Dataset rows about figures
□ □ □ □
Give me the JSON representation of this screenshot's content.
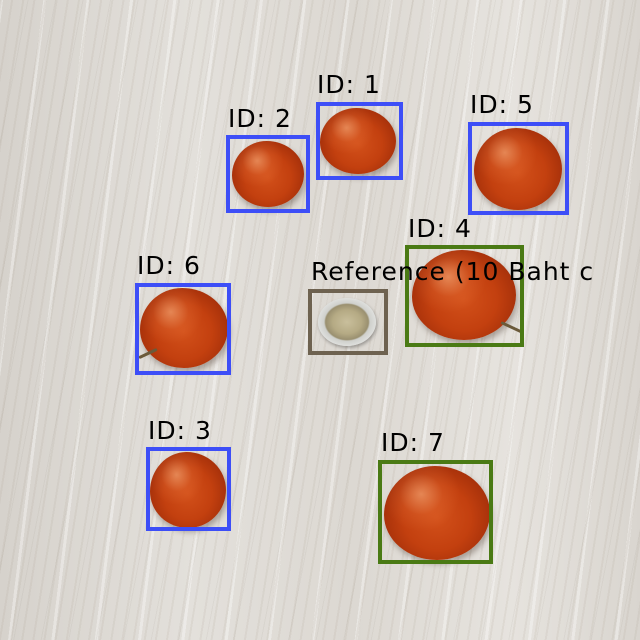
{
  "colors": {
    "fruit_box": "#3d4ef7",
    "large_fruit_box": "#4a7a14",
    "reference_box": "#6e6250"
  },
  "detections": [
    {
      "label": "ID: 1",
      "color": "#3d4ef7"
    },
    {
      "label": "ID: 2",
      "color": "#3d4ef7"
    },
    {
      "label": "ID: 3",
      "color": "#3d4ef7"
    },
    {
      "label": "ID: 4",
      "color": "#4a7a14"
    },
    {
      "label": "ID: 5",
      "color": "#3d4ef7"
    },
    {
      "label": "ID: 6",
      "color": "#3d4ef7"
    },
    {
      "label": "ID: 7",
      "color": "#4a7a14"
    }
  ],
  "reference": {
    "label": "Reference (10 Baht c",
    "color": "#6e6250"
  }
}
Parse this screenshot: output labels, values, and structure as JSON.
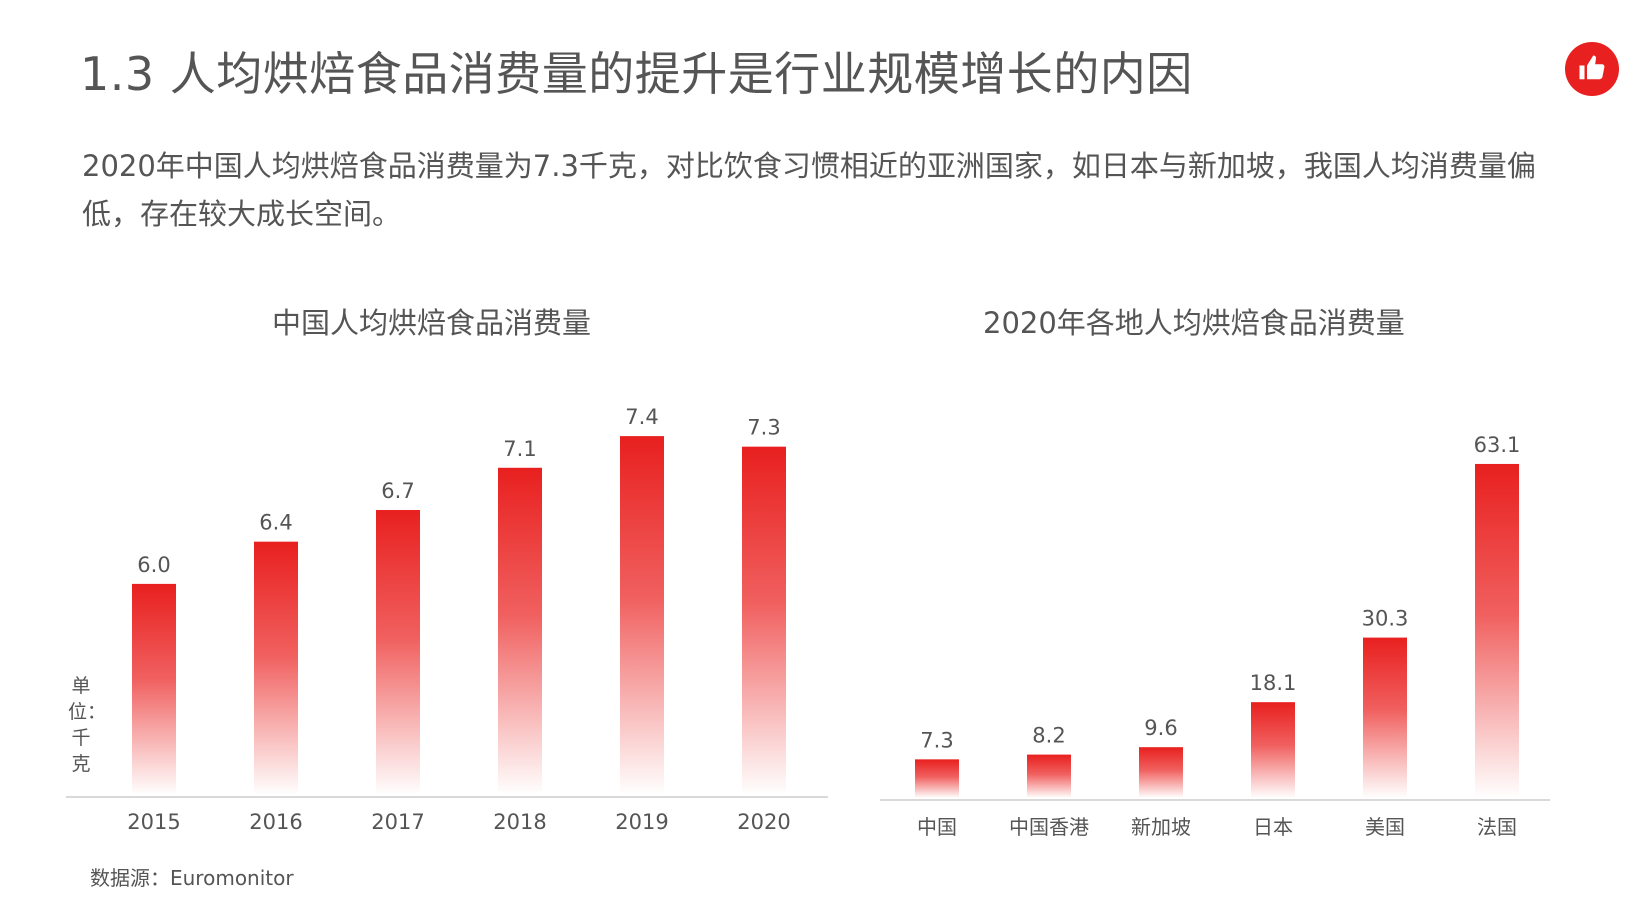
□ □ □ □
GOAL
In your copy of the listing above, reproduce each line exactly and omit all pictures.

EXERCISE OUTPUT
Give me the JSON representation of this screenshot's content.
{
  "colors": {
    "fruit_box": "#3d4ef7",
    "large_fruit_box": "#4a7a14",
    "reference_box": "#6e6250"
  },
  "detections": [
    {
      "label": "ID: 1",
      "color": "#3d4ef7"
    },
    {
      "label": "ID: 2",
      "color": "#3d4ef7"
    },
    {
      "label": "ID: 3",
      "color": "#3d4ef7"
    },
    {
      "label": "ID: 4",
      "color": "#4a7a14"
    },
    {
      "label": "ID: 5",
      "color": "#3d4ef7"
    },
    {
      "label": "ID: 6",
      "color": "#3d4ef7"
    },
    {
      "label": "ID: 7",
      "color": "#4a7a14"
    }
  ],
  "reference": {
    "label": "Reference (10 Baht c",
    "color": "#6e6250"
  }
}
Parse this screenshot: output labels, values, and structure as JSON.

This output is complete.